• To be done: Repeat every record below exactly, leaving out the pictures.

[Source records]
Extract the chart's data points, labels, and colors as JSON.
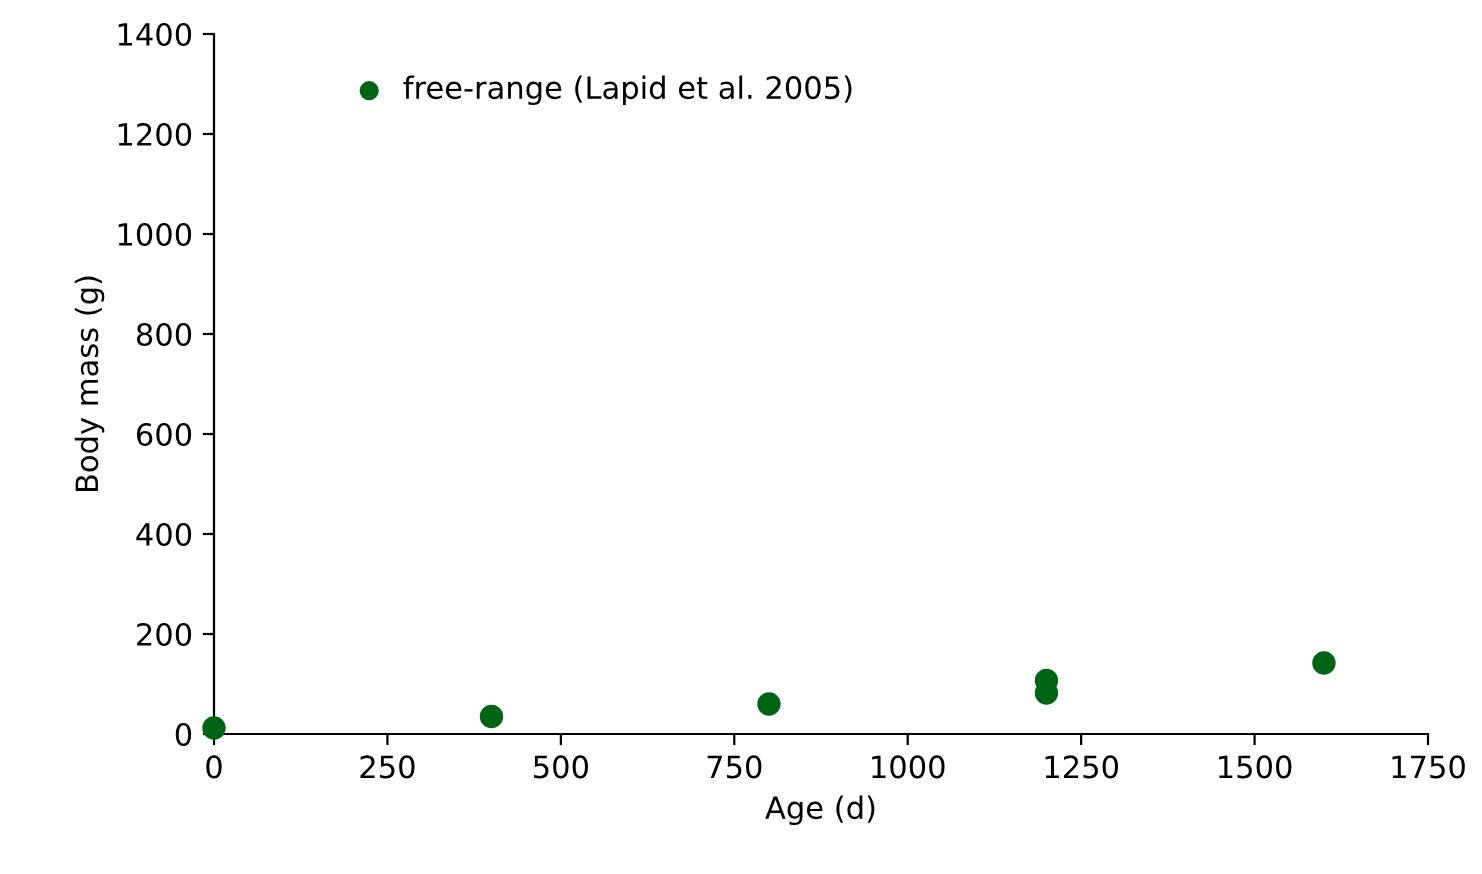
{
  "chart_data": {
    "type": "scatter",
    "xlabel": "Age (d)",
    "ylabel": "Body mass (g)",
    "series": [
      {
        "name": "free-range (Lapid et al. 2005)",
        "color": "#006414",
        "x": [
          0,
          400,
          800,
          1200,
          1200,
          1600
        ],
        "values": [
          12,
          35,
          60,
          82,
          107,
          142
        ]
      }
    ],
    "xlim": [
      0,
      1750
    ],
    "xticks": [
      0,
      250,
      500,
      750,
      1000,
      1250,
      1500,
      1750
    ],
    "ylim": [
      0,
      1400
    ],
    "yticks": [
      0,
      200,
      400,
      600,
      800,
      1000,
      1200,
      1400
    ],
    "grid": false,
    "legend": "top left",
    "marker": "circle"
  }
}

• Written reply:
Extract the chart's data points, labels, and colors as JSON.
{
  "chart_data": {
    "type": "scatter",
    "xlabel": "Age (d)",
    "ylabel": "Body mass (g)",
    "series": [
      {
        "name": "free-range (Lapid et al. 2005)",
        "color": "#006414",
        "x": [
          0,
          400,
          800,
          1200,
          1200,
          1600
        ],
        "values": [
          12,
          35,
          60,
          82,
          107,
          142
        ]
      }
    ],
    "xlim": [
      0,
      1750
    ],
    "xticks": [
      0,
      250,
      500,
      750,
      1000,
      1250,
      1500,
      1750
    ],
    "ylim": [
      0,
      1400
    ],
    "yticks": [
      0,
      200,
      400,
      600,
      800,
      1000,
      1200,
      1400
    ],
    "grid": false,
    "legend": "top left",
    "marker": "circle"
  }
}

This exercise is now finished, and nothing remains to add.